> Exercise prompt: From the listing below, pick out each line with the word "value".
··· Records shown
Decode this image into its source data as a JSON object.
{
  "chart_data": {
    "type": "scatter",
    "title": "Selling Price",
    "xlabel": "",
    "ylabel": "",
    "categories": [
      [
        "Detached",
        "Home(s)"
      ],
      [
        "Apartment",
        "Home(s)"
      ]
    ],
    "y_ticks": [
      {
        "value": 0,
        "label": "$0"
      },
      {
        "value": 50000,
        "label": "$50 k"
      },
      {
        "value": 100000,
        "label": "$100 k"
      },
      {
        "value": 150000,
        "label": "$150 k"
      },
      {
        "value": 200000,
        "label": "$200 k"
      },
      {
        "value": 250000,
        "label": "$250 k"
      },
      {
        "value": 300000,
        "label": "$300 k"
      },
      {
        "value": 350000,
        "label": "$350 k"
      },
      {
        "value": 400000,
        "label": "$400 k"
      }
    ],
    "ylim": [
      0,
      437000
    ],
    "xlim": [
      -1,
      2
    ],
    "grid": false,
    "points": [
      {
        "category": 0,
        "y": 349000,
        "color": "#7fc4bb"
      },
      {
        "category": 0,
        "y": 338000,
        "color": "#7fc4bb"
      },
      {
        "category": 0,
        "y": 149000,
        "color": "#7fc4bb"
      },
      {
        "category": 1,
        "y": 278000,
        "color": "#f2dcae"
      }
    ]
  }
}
······
> Result below:
        "value": 0,
        "value": 50000,
        "value": 100000,
        "value": 150000,
        "value": 200000,
        "value": 250000,
        "value": 300000,
        "value": 350000,
        "value": 400000,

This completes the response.